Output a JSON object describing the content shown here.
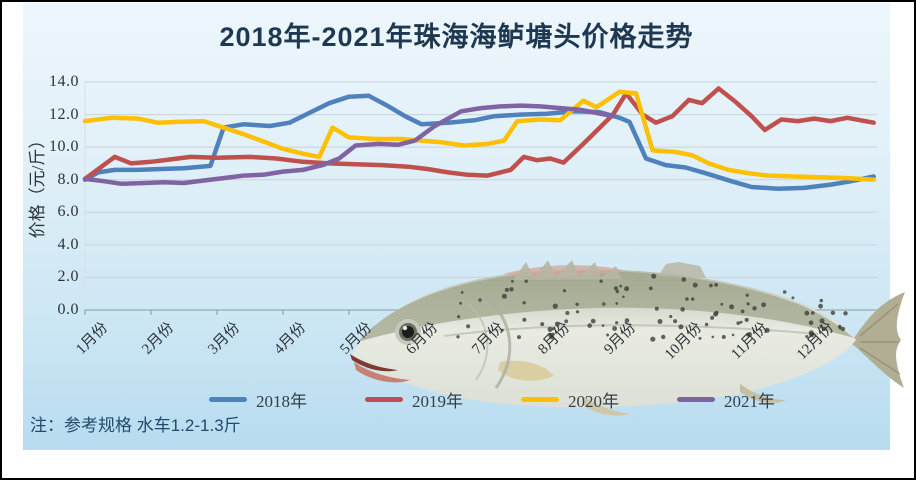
{
  "title": "2018年-2021年珠海海鲈塘头价格走势",
  "note": "注：参考规格  水车1.2-1.3斤",
  "colors": {
    "title_text": "#1d3850",
    "background_top": "#edf6fc",
    "background_bottom": "#b7dcf0",
    "gridline": "#c9d2d9",
    "axis": "#a8b2ba"
  },
  "chart_data": {
    "type": "line",
    "title": "2018年-2021年珠海海鲈塘头价格走势",
    "xlabel": "",
    "ylabel": "价格（元/斤）",
    "ylim": [
      0,
      14
    ],
    "ytick_labels": [
      "0.0",
      "2.0",
      "4.0",
      "6.0",
      "8.0",
      "10.0",
      "12.0",
      "14.0"
    ],
    "categories": [
      "1月份",
      "2月份",
      "3月份",
      "4月份",
      "5月份",
      "6月份",
      "7月份",
      "8月份",
      "9月份",
      "10月份",
      "11月份",
      "12月份"
    ],
    "grid": true,
    "legend_position": "bottom",
    "x_unit": "month (1=Jan … 12.95=end Dec), weekly resolution",
    "series": [
      {
        "name": "2018年",
        "color": "#4f81bd",
        "points": [
          [
            1.0,
            8.0
          ],
          [
            1.2,
            8.45
          ],
          [
            1.45,
            8.6
          ],
          [
            1.8,
            8.6
          ],
          [
            2.1,
            8.65
          ],
          [
            2.5,
            8.7
          ],
          [
            2.9,
            8.85
          ],
          [
            3.1,
            11.2
          ],
          [
            3.4,
            11.4
          ],
          [
            3.8,
            11.3
          ],
          [
            4.1,
            11.5
          ],
          [
            4.4,
            12.1
          ],
          [
            4.7,
            12.7
          ],
          [
            5.0,
            13.1
          ],
          [
            5.3,
            13.15
          ],
          [
            5.6,
            12.5
          ],
          [
            5.85,
            11.9
          ],
          [
            6.1,
            11.4
          ],
          [
            6.5,
            11.5
          ],
          [
            6.9,
            11.65
          ],
          [
            7.2,
            11.9
          ],
          [
            7.6,
            12.0
          ],
          [
            8.0,
            12.05
          ],
          [
            8.4,
            12.2
          ],
          [
            8.8,
            12.15
          ],
          [
            9.1,
            11.8
          ],
          [
            9.25,
            11.55
          ],
          [
            9.5,
            9.3
          ],
          [
            9.8,
            8.9
          ],
          [
            10.1,
            8.75
          ],
          [
            10.4,
            8.4
          ],
          [
            10.8,
            7.9
          ],
          [
            11.1,
            7.55
          ],
          [
            11.5,
            7.45
          ],
          [
            11.9,
            7.5
          ],
          [
            12.3,
            7.7
          ],
          [
            12.6,
            7.9
          ],
          [
            12.95,
            8.2
          ]
        ]
      },
      {
        "name": "2019年",
        "color": "#c0504d",
        "points": [
          [
            1.0,
            8.05
          ],
          [
            1.25,
            8.8
          ],
          [
            1.45,
            9.4
          ],
          [
            1.7,
            9.0
          ],
          [
            2.0,
            9.1
          ],
          [
            2.3,
            9.25
          ],
          [
            2.6,
            9.4
          ],
          [
            3.0,
            9.35
          ],
          [
            3.5,
            9.4
          ],
          [
            3.9,
            9.3
          ],
          [
            4.3,
            9.1
          ],
          [
            4.7,
            9.0
          ],
          [
            5.1,
            8.95
          ],
          [
            5.5,
            8.9
          ],
          [
            5.9,
            8.8
          ],
          [
            6.2,
            8.65
          ],
          [
            6.5,
            8.45
          ],
          [
            6.8,
            8.3
          ],
          [
            7.1,
            8.25
          ],
          [
            7.45,
            8.6
          ],
          [
            7.65,
            9.4
          ],
          [
            7.85,
            9.2
          ],
          [
            8.05,
            9.3
          ],
          [
            8.25,
            9.05
          ],
          [
            8.55,
            10.2
          ],
          [
            8.8,
            11.2
          ],
          [
            9.0,
            12.0
          ],
          [
            9.2,
            13.3
          ],
          [
            9.45,
            12.0
          ],
          [
            9.65,
            11.5
          ],
          [
            9.9,
            11.9
          ],
          [
            10.15,
            12.9
          ],
          [
            10.35,
            12.7
          ],
          [
            10.6,
            13.6
          ],
          [
            10.85,
            12.8
          ],
          [
            11.1,
            11.9
          ],
          [
            11.3,
            11.05
          ],
          [
            11.55,
            11.7
          ],
          [
            11.8,
            11.6
          ],
          [
            12.05,
            11.75
          ],
          [
            12.3,
            11.6
          ],
          [
            12.55,
            11.8
          ],
          [
            12.95,
            11.5
          ]
        ]
      },
      {
        "name": "2020年",
        "color": "#fdc005",
        "points": [
          [
            1.0,
            11.6
          ],
          [
            1.4,
            11.8
          ],
          [
            1.8,
            11.75
          ],
          [
            2.1,
            11.5
          ],
          [
            2.4,
            11.55
          ],
          [
            2.8,
            11.6
          ],
          [
            3.1,
            11.2
          ],
          [
            3.4,
            10.8
          ],
          [
            3.7,
            10.35
          ],
          [
            4.0,
            9.9
          ],
          [
            4.3,
            9.6
          ],
          [
            4.55,
            9.4
          ],
          [
            4.75,
            11.2
          ],
          [
            5.0,
            10.6
          ],
          [
            5.4,
            10.5
          ],
          [
            5.8,
            10.5
          ],
          [
            6.1,
            10.4
          ],
          [
            6.4,
            10.3
          ],
          [
            6.75,
            10.1
          ],
          [
            7.1,
            10.2
          ],
          [
            7.35,
            10.4
          ],
          [
            7.55,
            11.6
          ],
          [
            7.9,
            11.7
          ],
          [
            8.2,
            11.65
          ],
          [
            8.55,
            12.85
          ],
          [
            8.75,
            12.45
          ],
          [
            9.1,
            13.4
          ],
          [
            9.35,
            13.3
          ],
          [
            9.6,
            9.8
          ],
          [
            9.95,
            9.7
          ],
          [
            10.2,
            9.5
          ],
          [
            10.45,
            9.0
          ],
          [
            10.75,
            8.6
          ],
          [
            11.05,
            8.4
          ],
          [
            11.35,
            8.25
          ],
          [
            11.75,
            8.2
          ],
          [
            12.15,
            8.15
          ],
          [
            12.55,
            8.1
          ],
          [
            12.95,
            8.0
          ]
        ]
      },
      {
        "name": "2021年",
        "color": "#8064a2",
        "points": [
          [
            1.0,
            8.05
          ],
          [
            1.3,
            7.9
          ],
          [
            1.55,
            7.75
          ],
          [
            1.9,
            7.8
          ],
          [
            2.2,
            7.85
          ],
          [
            2.5,
            7.8
          ],
          [
            2.8,
            7.95
          ],
          [
            3.1,
            8.1
          ],
          [
            3.4,
            8.25
          ],
          [
            3.7,
            8.3
          ],
          [
            4.0,
            8.5
          ],
          [
            4.3,
            8.6
          ],
          [
            4.6,
            8.9
          ],
          [
            4.85,
            9.3
          ],
          [
            5.1,
            10.1
          ],
          [
            5.45,
            10.2
          ],
          [
            5.75,
            10.15
          ],
          [
            6.0,
            10.4
          ],
          [
            6.3,
            11.3
          ],
          [
            6.7,
            12.2
          ],
          [
            7.0,
            12.4
          ],
          [
            7.3,
            12.5
          ],
          [
            7.6,
            12.55
          ],
          [
            7.9,
            12.5
          ],
          [
            8.2,
            12.4
          ],
          [
            8.5,
            12.3
          ],
          [
            8.75,
            12.1
          ],
          [
            9.0,
            11.9
          ]
        ]
      }
    ],
    "annotations": [
      "decorative sea-bass fish photo overlapping lower half of plot"
    ]
  }
}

----

* _AIM OF THE EXERCISE_:
Write out the records above once more, word for word, with no pictures.

* _WRITTEN RESPONSE_:
Output a JSON object describing the content shown here.
{
  "title": "2018年-2021年珠海海鲈塘头价格走势",
  "note": "注：参考规格  水车1.2-1.3斤",
  "colors": {
    "title_text": "#1d3850",
    "background_top": "#edf6fc",
    "background_bottom": "#b7dcf0",
    "gridline": "#c9d2d9",
    "axis": "#a8b2ba"
  },
  "chart_data": {
    "type": "line",
    "title": "2018年-2021年珠海海鲈塘头价格走势",
    "xlabel": "",
    "ylabel": "价格（元/斤）",
    "ylim": [
      0,
      14
    ],
    "ytick_labels": [
      "0.0",
      "2.0",
      "4.0",
      "6.0",
      "8.0",
      "10.0",
      "12.0",
      "14.0"
    ],
    "categories": [
      "1月份",
      "2月份",
      "3月份",
      "4月份",
      "5月份",
      "6月份",
      "7月份",
      "8月份",
      "9月份",
      "10月份",
      "11月份",
      "12月份"
    ],
    "grid": true,
    "legend_position": "bottom",
    "x_unit": "month (1=Jan … 12.95=end Dec), weekly resolution",
    "series": [
      {
        "name": "2018年",
        "color": "#4f81bd",
        "points": [
          [
            1.0,
            8.0
          ],
          [
            1.2,
            8.45
          ],
          [
            1.45,
            8.6
          ],
          [
            1.8,
            8.6
          ],
          [
            2.1,
            8.65
          ],
          [
            2.5,
            8.7
          ],
          [
            2.9,
            8.85
          ],
          [
            3.1,
            11.2
          ],
          [
            3.4,
            11.4
          ],
          [
            3.8,
            11.3
          ],
          [
            4.1,
            11.5
          ],
          [
            4.4,
            12.1
          ],
          [
            4.7,
            12.7
          ],
          [
            5.0,
            13.1
          ],
          [
            5.3,
            13.15
          ],
          [
            5.6,
            12.5
          ],
          [
            5.85,
            11.9
          ],
          [
            6.1,
            11.4
          ],
          [
            6.5,
            11.5
          ],
          [
            6.9,
            11.65
          ],
          [
            7.2,
            11.9
          ],
          [
            7.6,
            12.0
          ],
          [
            8.0,
            12.05
          ],
          [
            8.4,
            12.2
          ],
          [
            8.8,
            12.15
          ],
          [
            9.1,
            11.8
          ],
          [
            9.25,
            11.55
          ],
          [
            9.5,
            9.3
          ],
          [
            9.8,
            8.9
          ],
          [
            10.1,
            8.75
          ],
          [
            10.4,
            8.4
          ],
          [
            10.8,
            7.9
          ],
          [
            11.1,
            7.55
          ],
          [
            11.5,
            7.45
          ],
          [
            11.9,
            7.5
          ],
          [
            12.3,
            7.7
          ],
          [
            12.6,
            7.9
          ],
          [
            12.95,
            8.2
          ]
        ]
      },
      {
        "name": "2019年",
        "color": "#c0504d",
        "points": [
          [
            1.0,
            8.05
          ],
          [
            1.25,
            8.8
          ],
          [
            1.45,
            9.4
          ],
          [
            1.7,
            9.0
          ],
          [
            2.0,
            9.1
          ],
          [
            2.3,
            9.25
          ],
          [
            2.6,
            9.4
          ],
          [
            3.0,
            9.35
          ],
          [
            3.5,
            9.4
          ],
          [
            3.9,
            9.3
          ],
          [
            4.3,
            9.1
          ],
          [
            4.7,
            9.0
          ],
          [
            5.1,
            8.95
          ],
          [
            5.5,
            8.9
          ],
          [
            5.9,
            8.8
          ],
          [
            6.2,
            8.65
          ],
          [
            6.5,
            8.45
          ],
          [
            6.8,
            8.3
          ],
          [
            7.1,
            8.25
          ],
          [
            7.45,
            8.6
          ],
          [
            7.65,
            9.4
          ],
          [
            7.85,
            9.2
          ],
          [
            8.05,
            9.3
          ],
          [
            8.25,
            9.05
          ],
          [
            8.55,
            10.2
          ],
          [
            8.8,
            11.2
          ],
          [
            9.0,
            12.0
          ],
          [
            9.2,
            13.3
          ],
          [
            9.45,
            12.0
          ],
          [
            9.65,
            11.5
          ],
          [
            9.9,
            11.9
          ],
          [
            10.15,
            12.9
          ],
          [
            10.35,
            12.7
          ],
          [
            10.6,
            13.6
          ],
          [
            10.85,
            12.8
          ],
          [
            11.1,
            11.9
          ],
          [
            11.3,
            11.05
          ],
          [
            11.55,
            11.7
          ],
          [
            11.8,
            11.6
          ],
          [
            12.05,
            11.75
          ],
          [
            12.3,
            11.6
          ],
          [
            12.55,
            11.8
          ],
          [
            12.95,
            11.5
          ]
        ]
      },
      {
        "name": "2020年",
        "color": "#fdc005",
        "points": [
          [
            1.0,
            11.6
          ],
          [
            1.4,
            11.8
          ],
          [
            1.8,
            11.75
          ],
          [
            2.1,
            11.5
          ],
          [
            2.4,
            11.55
          ],
          [
            2.8,
            11.6
          ],
          [
            3.1,
            11.2
          ],
          [
            3.4,
            10.8
          ],
          [
            3.7,
            10.35
          ],
          [
            4.0,
            9.9
          ],
          [
            4.3,
            9.6
          ],
          [
            4.55,
            9.4
          ],
          [
            4.75,
            11.2
          ],
          [
            5.0,
            10.6
          ],
          [
            5.4,
            10.5
          ],
          [
            5.8,
            10.5
          ],
          [
            6.1,
            10.4
          ],
          [
            6.4,
            10.3
          ],
          [
            6.75,
            10.1
          ],
          [
            7.1,
            10.2
          ],
          [
            7.35,
            10.4
          ],
          [
            7.55,
            11.6
          ],
          [
            7.9,
            11.7
          ],
          [
            8.2,
            11.65
          ],
          [
            8.55,
            12.85
          ],
          [
            8.75,
            12.45
          ],
          [
            9.1,
            13.4
          ],
          [
            9.35,
            13.3
          ],
          [
            9.6,
            9.8
          ],
          [
            9.95,
            9.7
          ],
          [
            10.2,
            9.5
          ],
          [
            10.45,
            9.0
          ],
          [
            10.75,
            8.6
          ],
          [
            11.05,
            8.4
          ],
          [
            11.35,
            8.25
          ],
          [
            11.75,
            8.2
          ],
          [
            12.15,
            8.15
          ],
          [
            12.55,
            8.1
          ],
          [
            12.95,
            8.0
          ]
        ]
      },
      {
        "name": "2021年",
        "color": "#8064a2",
        "points": [
          [
            1.0,
            8.05
          ],
          [
            1.3,
            7.9
          ],
          [
            1.55,
            7.75
          ],
          [
            1.9,
            7.8
          ],
          [
            2.2,
            7.85
          ],
          [
            2.5,
            7.8
          ],
          [
            2.8,
            7.95
          ],
          [
            3.1,
            8.1
          ],
          [
            3.4,
            8.25
          ],
          [
            3.7,
            8.3
          ],
          [
            4.0,
            8.5
          ],
          [
            4.3,
            8.6
          ],
          [
            4.6,
            8.9
          ],
          [
            4.85,
            9.3
          ],
          [
            5.1,
            10.1
          ],
          [
            5.45,
            10.2
          ],
          [
            5.75,
            10.15
          ],
          [
            6.0,
            10.4
          ],
          [
            6.3,
            11.3
          ],
          [
            6.7,
            12.2
          ],
          [
            7.0,
            12.4
          ],
          [
            7.3,
            12.5
          ],
          [
            7.6,
            12.55
          ],
          [
            7.9,
            12.5
          ],
          [
            8.2,
            12.4
          ],
          [
            8.5,
            12.3
          ],
          [
            8.75,
            12.1
          ],
          [
            9.0,
            11.9
          ]
        ]
      }
    ],
    "annotations": [
      "decorative sea-bass fish photo overlapping lower half of plot"
    ]
  }
}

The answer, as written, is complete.